(EXERCISE BRIEF) Look through the entries below and report how many lines hold the string "panel". Only the number is wanted.

/---

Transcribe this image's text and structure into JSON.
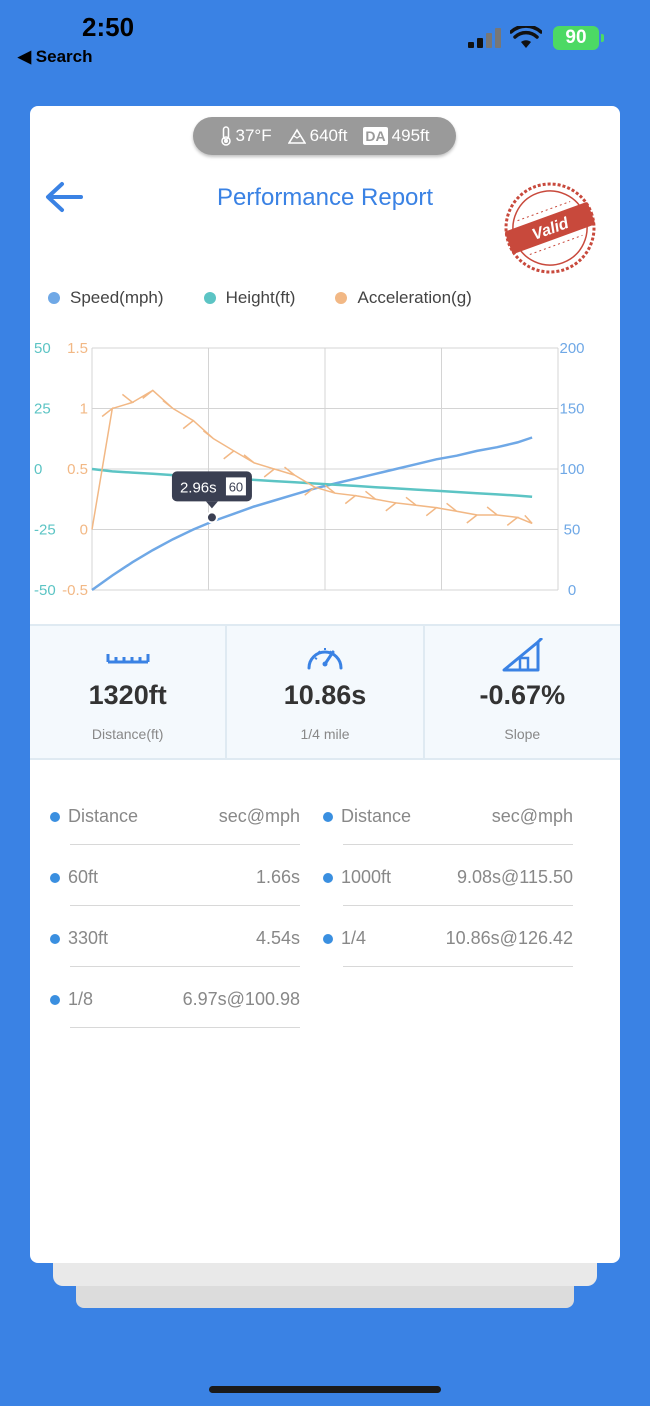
{
  "status_bar": {
    "time": "2:50",
    "back_label": "◀ Search",
    "battery": "90"
  },
  "weather": {
    "temperature": "37°F",
    "altitude": "640ft",
    "da_badge": "DA",
    "density_altitude": "495ft"
  },
  "header": {
    "title": "Performance Report",
    "stamp_text": "Valid"
  },
  "legend": [
    {
      "label": "Speed(mph)",
      "color": "#6fa8e6"
    },
    {
      "label": "Height(ft)",
      "color": "#5cc4c4"
    },
    {
      "label": "Acceleration(g)",
      "color": "#f2b885"
    }
  ],
  "chart_data": {
    "type": "line",
    "x": [
      0,
      0.5,
      1,
      1.5,
      2,
      2.5,
      3,
      3.5,
      4,
      4.5,
      5,
      5.5,
      6,
      6.5,
      7,
      7.5,
      8,
      8.5,
      9,
      9.5,
      10,
      10.5,
      10.86
    ],
    "series": [
      {
        "name": "Speed(mph)",
        "axis": "right",
        "values": [
          0,
          12,
          23,
          33,
          42,
          50,
          57,
          63,
          69,
          74,
          79,
          84,
          88,
          92,
          96,
          100,
          104,
          108,
          111,
          115,
          118,
          122,
          126
        ]
      },
      {
        "name": "Height(ft)",
        "axis": "left-outer",
        "values": [
          0,
          -1,
          -1.5,
          -2,
          -2.5,
          -3,
          -3.5,
          -4,
          -4.5,
          -5,
          -5.5,
          -6,
          -6.5,
          -7,
          -7.5,
          -8,
          -8.5,
          -9,
          -9.5,
          -10,
          -10.5,
          -11,
          -11.5
        ]
      },
      {
        "name": "Acceleration(g)",
        "axis": "left-inner",
        "values": [
          0,
          1.0,
          1.05,
          1.15,
          1.0,
          0.9,
          0.75,
          0.65,
          0.55,
          0.5,
          0.45,
          0.35,
          0.3,
          0.28,
          0.25,
          0.22,
          0.2,
          0.18,
          0.15,
          0.12,
          0.12,
          0.1,
          0.05
        ]
      }
    ],
    "left_outer_axis": {
      "ticks": [
        "50",
        "25",
        "0",
        "-25",
        "-50"
      ],
      "ylim": [
        -50,
        50
      ],
      "color": "#5cc4c4"
    },
    "left_inner_axis": {
      "ticks": [
        "1.5",
        "1",
        "0.5",
        "0",
        "-0.5"
      ],
      "ylim": [
        -0.5,
        1.5
      ],
      "color": "#f2b885"
    },
    "right_axis": {
      "ticks": [
        "200",
        "150",
        "100",
        "50",
        "0"
      ],
      "ylim": [
        0,
        200
      ],
      "color": "#6fa8e6"
    },
    "tooltip": {
      "time": "2.96s",
      "speed": "60",
      "x": 2.96,
      "y": 60
    },
    "grid": true,
    "legend_position": "top"
  },
  "stats": [
    {
      "icon": "ruler-icon",
      "value": "1320ft",
      "label": "Distance(ft)"
    },
    {
      "icon": "speedometer-icon",
      "value": "10.86s",
      "label": "1/4 mile"
    },
    {
      "icon": "slope-icon",
      "value": "-0.67%",
      "label": "Slope"
    }
  ],
  "splits": {
    "header": {
      "name": "Distance",
      "value": "sec@mph"
    },
    "left": [
      {
        "name": "60ft",
        "value": "1.66s"
      },
      {
        "name": "330ft",
        "value": "4.54s"
      },
      {
        "name": "1/8",
        "value": "6.97s@100.98"
      }
    ],
    "right": [
      {
        "name": "1000ft",
        "value": "9.08s@115.50"
      },
      {
        "name": "1/4",
        "value": "10.86s@126.42"
      }
    ]
  }
}
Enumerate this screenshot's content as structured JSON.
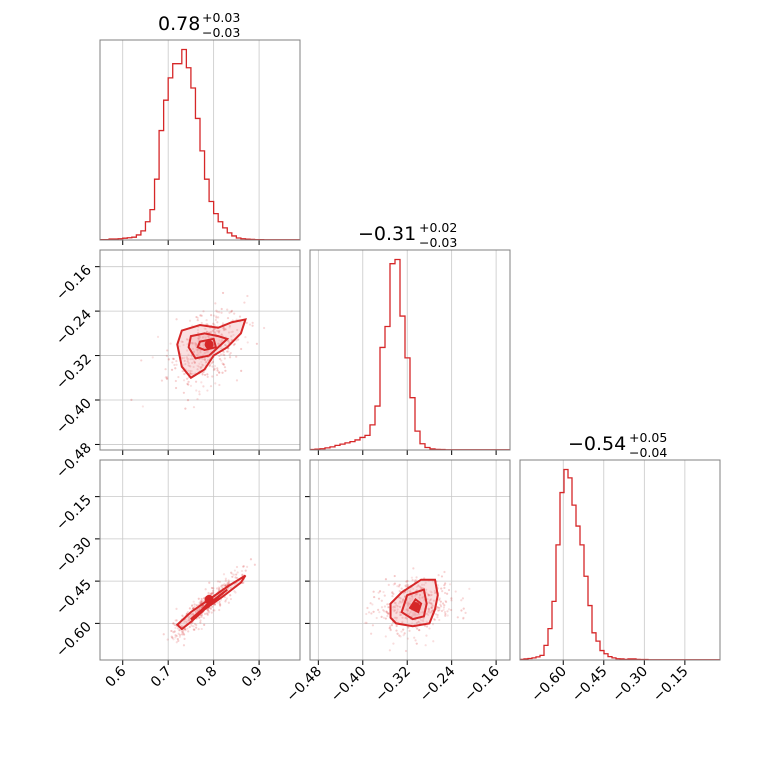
{
  "colors": {
    "accent": "#d62728",
    "frame": "#808080",
    "grid": "#c8c8c8"
  },
  "chart_data": [
    {
      "type": "histogram",
      "panel": "p1",
      "title_value": "0.78",
      "title_plus": "+0.03",
      "title_minus": "−0.03",
      "xlim": [
        0.55,
        0.99
      ],
      "ticks": [
        0.6,
        0.7,
        0.8,
        0.9
      ],
      "tick_labels": [
        "0.6",
        "0.7",
        "0.8",
        "0.9"
      ],
      "bin_start": 0.55,
      "bin_width": 0.01,
      "values": [
        0.2,
        0.2,
        0.5,
        0.5,
        0.6,
        0.9,
        1.1,
        1.4,
        2.5,
        4.5,
        9,
        15,
        30,
        54,
        69,
        80,
        87,
        87,
        94,
        85,
        75,
        60,
        44,
        30,
        19,
        13,
        9,
        6,
        3.5,
        2,
        1,
        0.6,
        0.4,
        0.3,
        0.2,
        0.2,
        0.1,
        0.1,
        0.1,
        0.1,
        0.1,
        0.1,
        0.1,
        0.1
      ]
    },
    {
      "type": "histogram",
      "panel": "p2",
      "title_value": "−0.31",
      "title_plus": "+0.02",
      "title_minus": "−0.03",
      "xlim": [
        -0.495,
        -0.135
      ],
      "ticks": [
        -0.48,
        -0.4,
        -0.32,
        -0.24,
        -0.16
      ],
      "tick_labels": [
        "−0.48",
        "−0.40",
        "−0.32",
        "−0.24",
        "−0.16"
      ],
      "bin_start": -0.495,
      "bin_width": 0.009,
      "values": [
        0.2,
        0.4,
        0.6,
        1,
        1.5,
        2.2,
        2.8,
        3.4,
        4,
        4.8,
        6,
        7,
        12,
        21,
        49,
        59,
        89,
        91,
        64,
        44,
        25,
        9,
        3,
        1.2,
        0.5,
        0.3,
        0.2,
        0.1,
        0.1,
        0.1,
        0.1,
        0.1,
        0.1,
        0.1,
        0.1,
        0.1,
        0.1,
        0.1,
        0.1,
        0.1
      ]
    },
    {
      "type": "histogram",
      "panel": "p3",
      "title_value": "−0.54",
      "title_plus": "+0.05",
      "title_minus": "−0.04",
      "xlim": [
        -0.76,
        -0.02
      ],
      "ticks": [
        -0.6,
        -0.45,
        -0.3,
        -0.15
      ],
      "tick_labels": [
        "−0.60",
        "−0.45",
        "−0.30",
        "−0.15"
      ],
      "bin_start": -0.76,
      "bin_width": 0.0148,
      "values": [
        0.3,
        0.5,
        0.7,
        1,
        1.5,
        2.2,
        7,
        15,
        28,
        55,
        80,
        91,
        87,
        74,
        64,
        55,
        40,
        26,
        13,
        9,
        4.5,
        3,
        1.6,
        1,
        0.6,
        0.5,
        0.3,
        0.5,
        0.5,
        0.3,
        0.2,
        0.2,
        0.1,
        0.1,
        0.1,
        0.1,
        0.1,
        0.1,
        0.1,
        0.1,
        0.1,
        0.1,
        0.1,
        0.1,
        0.1,
        0.1,
        0.1,
        0.1,
        0.1,
        0.1
      ]
    },
    {
      "type": "scatter",
      "panel": "p21",
      "xlim": [
        0.55,
        0.99
      ],
      "ylim": [
        -0.49,
        -0.13
      ],
      "yticks": [
        -0.16,
        -0.24,
        -0.32,
        -0.4,
        -0.48
      ],
      "ytick_labels": [
        "−0.16",
        "−0.24",
        "−0.32",
        "−0.40",
        "−0.48"
      ],
      "center": [
        0.78,
        -0.31
      ],
      "spread": [
        0.04,
        0.035
      ],
      "correlation": 0.45,
      "peak": [
        0.79,
        -0.3
      ],
      "contours": [
        [
          [
            0.73,
            -0.275
          ],
          [
            0.77,
            -0.265
          ],
          [
            0.81,
            -0.27
          ],
          [
            0.84,
            -0.26
          ],
          [
            0.87,
            -0.255
          ],
          [
            0.86,
            -0.28
          ],
          [
            0.83,
            -0.305
          ],
          [
            0.8,
            -0.32
          ],
          [
            0.78,
            -0.345
          ],
          [
            0.75,
            -0.36
          ],
          [
            0.73,
            -0.34
          ],
          [
            0.72,
            -0.3
          ]
        ],
        [
          [
            0.75,
            -0.285
          ],
          [
            0.78,
            -0.28
          ],
          [
            0.81,
            -0.285
          ],
          [
            0.83,
            -0.29
          ],
          [
            0.81,
            -0.305
          ],
          [
            0.79,
            -0.32
          ],
          [
            0.76,
            -0.325
          ],
          [
            0.745,
            -0.305
          ]
        ],
        [
          [
            0.77,
            -0.295
          ],
          [
            0.8,
            -0.29
          ],
          [
            0.805,
            -0.305
          ],
          [
            0.78,
            -0.31
          ],
          [
            0.765,
            -0.305
          ]
        ]
      ]
    },
    {
      "type": "scatter",
      "panel": "p31",
      "xlim": [
        0.55,
        0.99
      ],
      "ylim": [
        -0.73,
        -0.02
      ],
      "yticks": [
        -0.15,
        -0.3,
        -0.45,
        -0.6
      ],
      "ytick_labels": [
        "−0.15",
        "−0.30",
        "−0.45",
        "−0.60"
      ],
      "center": [
        0.78,
        -0.54
      ],
      "spread": [
        0.04,
        0.06
      ],
      "correlation": 0.93,
      "peak": [
        0.79,
        -0.515
      ],
      "contours": [
        [
          [
            0.72,
            -0.605
          ],
          [
            0.75,
            -0.56
          ],
          [
            0.79,
            -0.515
          ],
          [
            0.83,
            -0.47
          ],
          [
            0.87,
            -0.43
          ],
          [
            0.86,
            -0.455
          ],
          [
            0.82,
            -0.505
          ],
          [
            0.78,
            -0.55
          ],
          [
            0.75,
            -0.595
          ],
          [
            0.73,
            -0.62
          ]
        ],
        [
          [
            0.75,
            -0.585
          ],
          [
            0.79,
            -0.53
          ],
          [
            0.83,
            -0.48
          ],
          [
            0.815,
            -0.5
          ],
          [
            0.78,
            -0.55
          ],
          [
            0.76,
            -0.58
          ]
        ],
        [
          [
            0.77,
            -0.56
          ],
          [
            0.8,
            -0.52
          ],
          [
            0.79,
            -0.525
          ],
          [
            0.775,
            -0.55
          ]
        ]
      ]
    },
    {
      "type": "scatter",
      "panel": "p32",
      "xlim": [
        -0.495,
        -0.135
      ],
      "ylim": [
        -0.73,
        -0.02
      ],
      "xticks": [
        -0.48,
        -0.4,
        -0.32,
        -0.24,
        -0.16
      ],
      "xtick_labels": [
        "−0.48",
        "−0.40",
        "−0.32",
        "−0.24",
        "−0.16"
      ],
      "center": [
        -0.31,
        -0.54
      ],
      "spread": [
        0.035,
        0.05
      ],
      "correlation": 0.1,
      "peak": [
        -0.305,
        -0.54
      ],
      "contours": [
        [
          [
            -0.35,
            -0.58
          ],
          [
            -0.35,
            -0.53
          ],
          [
            -0.33,
            -0.49
          ],
          [
            -0.295,
            -0.445
          ],
          [
            -0.27,
            -0.445
          ],
          [
            -0.265,
            -0.5
          ],
          [
            -0.27,
            -0.55
          ],
          [
            -0.28,
            -0.6
          ],
          [
            -0.31,
            -0.61
          ],
          [
            -0.34,
            -0.6
          ]
        ],
        [
          [
            -0.33,
            -0.56
          ],
          [
            -0.32,
            -0.5
          ],
          [
            -0.29,
            -0.48
          ],
          [
            -0.285,
            -0.53
          ],
          [
            -0.29,
            -0.575
          ],
          [
            -0.31,
            -0.585
          ]
        ],
        [
          [
            -0.315,
            -0.545
          ],
          [
            -0.305,
            -0.515
          ],
          [
            -0.295,
            -0.53
          ],
          [
            -0.3,
            -0.56
          ]
        ]
      ]
    }
  ]
}
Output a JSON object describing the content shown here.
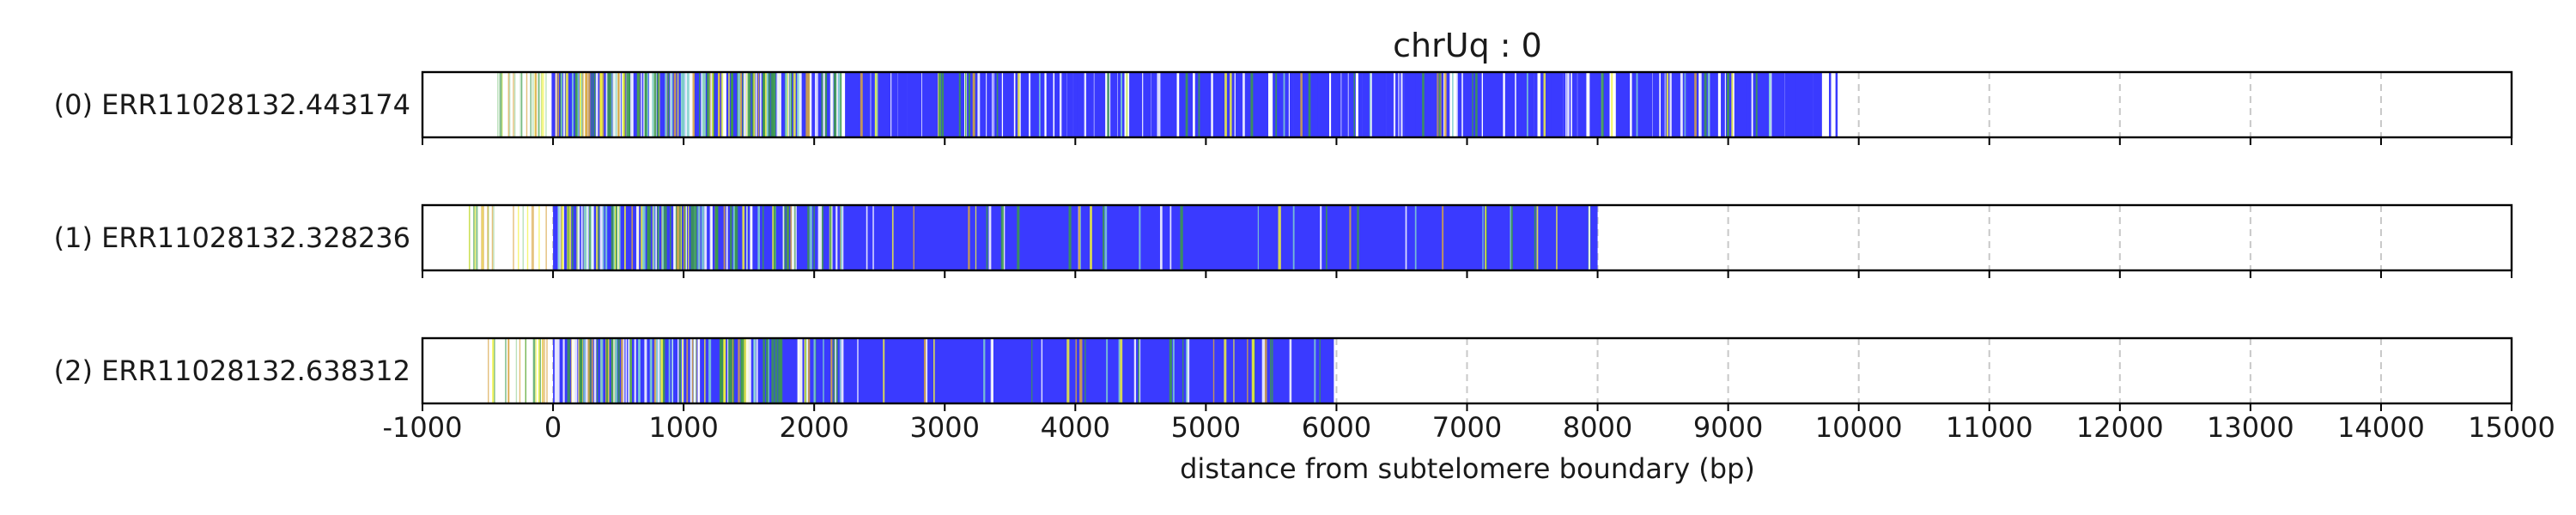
{
  "chart_data": {
    "type": "heatmap",
    "title": "chrUq : 0",
    "xlabel": "distance from subtelomere boundary (bp)",
    "xlim": [
      -1000,
      15000
    ],
    "xticks": [
      -1000,
      0,
      1000,
      2000,
      3000,
      4000,
      5000,
      6000,
      7000,
      8000,
      9000,
      10000,
      11000,
      12000,
      13000,
      14000,
      15000
    ],
    "xtick_labels": [
      "-1000",
      "0",
      "1000",
      "2000",
      "3000",
      "4000",
      "5000",
      "6000",
      "7000",
      "8000",
      "9000",
      "10000",
      "11000",
      "12000",
      "13000",
      "14000",
      "15000"
    ],
    "grid": "vertical dashed gray lines at each x tick",
    "colors": {
      "repeat": "#3a3aff",
      "variant_green": "#3c9a4a",
      "variant_yellow": "#f2f23a",
      "variant_cyan": "#7fd0d0",
      "variant_tan": "#d9a441",
      "variant_lightgreen": "#9ed49e",
      "grid": "#c8c8c8"
    },
    "series": [
      {
        "name": "(0) ERR11028132.443174",
        "repeat_start": 0,
        "repeat_end": 9700,
        "read_start": -450,
        "density": "dense with many gaps",
        "tail_marks": [
          9780,
          9830
        ]
      },
      {
        "name": "(1) ERR11028132.328236",
        "repeat_start": 0,
        "repeat_end": 8000,
        "read_start": -650,
        "density": "mostly solid",
        "tail_marks": []
      },
      {
        "name": "(2) ERR11028132.638312",
        "repeat_start": 0,
        "repeat_end": 5980,
        "read_start": -500,
        "density": "mostly solid",
        "tail_marks": []
      }
    ]
  }
}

\---

(PROBLEM SOLUTION) 6